### GOAL
Count every line that has the word "JTWC" in it; give no more than the number.
** Start INPUT **
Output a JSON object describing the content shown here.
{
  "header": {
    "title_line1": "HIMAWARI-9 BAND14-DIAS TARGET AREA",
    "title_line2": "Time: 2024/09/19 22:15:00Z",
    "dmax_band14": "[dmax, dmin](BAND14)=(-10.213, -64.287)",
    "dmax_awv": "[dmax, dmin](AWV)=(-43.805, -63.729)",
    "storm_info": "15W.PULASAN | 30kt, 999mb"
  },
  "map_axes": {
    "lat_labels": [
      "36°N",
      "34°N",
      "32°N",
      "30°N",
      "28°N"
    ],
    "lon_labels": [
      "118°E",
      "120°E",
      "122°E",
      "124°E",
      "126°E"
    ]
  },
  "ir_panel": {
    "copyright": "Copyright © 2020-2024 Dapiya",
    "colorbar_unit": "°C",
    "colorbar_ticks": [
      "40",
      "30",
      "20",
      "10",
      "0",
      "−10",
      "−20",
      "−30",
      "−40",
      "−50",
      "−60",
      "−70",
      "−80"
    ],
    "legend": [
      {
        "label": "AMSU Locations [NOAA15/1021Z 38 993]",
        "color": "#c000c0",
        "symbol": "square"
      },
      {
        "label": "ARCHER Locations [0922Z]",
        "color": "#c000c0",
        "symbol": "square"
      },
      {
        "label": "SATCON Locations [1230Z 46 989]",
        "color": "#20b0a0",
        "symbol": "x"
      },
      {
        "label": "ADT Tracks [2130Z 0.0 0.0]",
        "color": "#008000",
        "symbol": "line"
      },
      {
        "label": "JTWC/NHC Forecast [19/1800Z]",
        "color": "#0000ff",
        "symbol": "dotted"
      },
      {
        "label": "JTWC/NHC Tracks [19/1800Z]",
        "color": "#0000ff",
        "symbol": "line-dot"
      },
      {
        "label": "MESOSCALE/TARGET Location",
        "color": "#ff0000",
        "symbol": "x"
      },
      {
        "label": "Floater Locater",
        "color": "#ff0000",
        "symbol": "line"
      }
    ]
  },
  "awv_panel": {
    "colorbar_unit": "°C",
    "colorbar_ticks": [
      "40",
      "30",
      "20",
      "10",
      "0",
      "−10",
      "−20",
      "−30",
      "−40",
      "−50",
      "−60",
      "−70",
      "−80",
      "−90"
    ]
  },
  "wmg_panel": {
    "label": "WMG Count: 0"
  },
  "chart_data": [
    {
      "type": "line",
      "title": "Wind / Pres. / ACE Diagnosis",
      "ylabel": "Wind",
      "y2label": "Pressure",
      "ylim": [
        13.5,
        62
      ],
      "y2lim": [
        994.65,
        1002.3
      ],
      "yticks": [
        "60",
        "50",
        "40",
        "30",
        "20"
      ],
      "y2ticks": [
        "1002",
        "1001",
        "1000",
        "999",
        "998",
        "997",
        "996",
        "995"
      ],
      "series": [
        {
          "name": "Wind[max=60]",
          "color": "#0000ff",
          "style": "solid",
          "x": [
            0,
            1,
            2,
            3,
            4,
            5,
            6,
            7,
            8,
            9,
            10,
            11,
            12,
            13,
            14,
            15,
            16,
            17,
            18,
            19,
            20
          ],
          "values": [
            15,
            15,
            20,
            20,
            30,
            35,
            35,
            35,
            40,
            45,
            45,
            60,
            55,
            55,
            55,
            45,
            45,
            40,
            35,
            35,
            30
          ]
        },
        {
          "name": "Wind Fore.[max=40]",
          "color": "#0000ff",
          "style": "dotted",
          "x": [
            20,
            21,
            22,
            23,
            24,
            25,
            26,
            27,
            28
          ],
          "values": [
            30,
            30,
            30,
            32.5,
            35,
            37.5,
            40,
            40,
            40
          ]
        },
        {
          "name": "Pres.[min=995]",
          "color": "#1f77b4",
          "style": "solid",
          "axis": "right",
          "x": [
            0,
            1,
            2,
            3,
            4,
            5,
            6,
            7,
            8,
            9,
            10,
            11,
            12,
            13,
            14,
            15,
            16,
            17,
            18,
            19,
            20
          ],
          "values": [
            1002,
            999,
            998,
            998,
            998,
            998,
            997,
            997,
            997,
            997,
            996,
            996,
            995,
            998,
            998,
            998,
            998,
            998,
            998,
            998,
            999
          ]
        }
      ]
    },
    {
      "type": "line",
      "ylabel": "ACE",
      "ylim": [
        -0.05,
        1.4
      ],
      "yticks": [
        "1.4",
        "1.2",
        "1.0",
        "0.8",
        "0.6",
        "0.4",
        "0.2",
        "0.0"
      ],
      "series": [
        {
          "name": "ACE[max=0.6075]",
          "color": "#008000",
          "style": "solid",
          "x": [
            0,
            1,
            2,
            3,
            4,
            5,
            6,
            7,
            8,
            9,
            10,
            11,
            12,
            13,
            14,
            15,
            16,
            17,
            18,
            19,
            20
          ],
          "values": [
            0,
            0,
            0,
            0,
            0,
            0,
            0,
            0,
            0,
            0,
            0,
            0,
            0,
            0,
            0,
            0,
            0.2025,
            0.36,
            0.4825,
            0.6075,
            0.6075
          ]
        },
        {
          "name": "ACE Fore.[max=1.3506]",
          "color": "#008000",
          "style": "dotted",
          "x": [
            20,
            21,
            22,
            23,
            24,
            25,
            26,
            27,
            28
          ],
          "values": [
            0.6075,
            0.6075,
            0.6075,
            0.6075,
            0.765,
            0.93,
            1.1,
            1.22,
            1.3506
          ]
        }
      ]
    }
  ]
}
** End INPUT **
### THE OUTPUT
2